Figure contents as structured data
▬▬▬▬▬▬
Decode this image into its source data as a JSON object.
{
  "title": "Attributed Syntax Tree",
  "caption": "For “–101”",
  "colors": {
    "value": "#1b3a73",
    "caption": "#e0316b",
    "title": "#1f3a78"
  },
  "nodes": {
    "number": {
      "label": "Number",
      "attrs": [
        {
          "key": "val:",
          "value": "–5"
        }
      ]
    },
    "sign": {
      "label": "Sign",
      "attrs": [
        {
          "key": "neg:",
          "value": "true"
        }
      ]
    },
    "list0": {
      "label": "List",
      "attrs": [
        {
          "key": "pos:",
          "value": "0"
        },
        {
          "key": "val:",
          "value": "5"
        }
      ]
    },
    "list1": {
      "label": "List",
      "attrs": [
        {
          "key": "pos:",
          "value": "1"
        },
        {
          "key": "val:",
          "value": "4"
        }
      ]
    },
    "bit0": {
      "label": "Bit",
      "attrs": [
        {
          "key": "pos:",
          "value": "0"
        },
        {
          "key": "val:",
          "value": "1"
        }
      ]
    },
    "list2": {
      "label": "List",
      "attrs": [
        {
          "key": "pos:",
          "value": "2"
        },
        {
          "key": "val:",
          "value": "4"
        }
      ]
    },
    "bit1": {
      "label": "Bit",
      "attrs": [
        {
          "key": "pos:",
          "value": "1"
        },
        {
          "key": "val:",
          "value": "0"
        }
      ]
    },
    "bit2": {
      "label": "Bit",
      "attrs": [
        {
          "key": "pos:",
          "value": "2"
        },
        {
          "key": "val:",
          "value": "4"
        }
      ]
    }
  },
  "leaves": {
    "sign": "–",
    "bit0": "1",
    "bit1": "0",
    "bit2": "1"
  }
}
▬▬▬▬▬▬
▶ _Task to carry out_:
Lines containing the word "title" are to be counted in the listing; state their number alone.

▶ _Answer to the task_:
2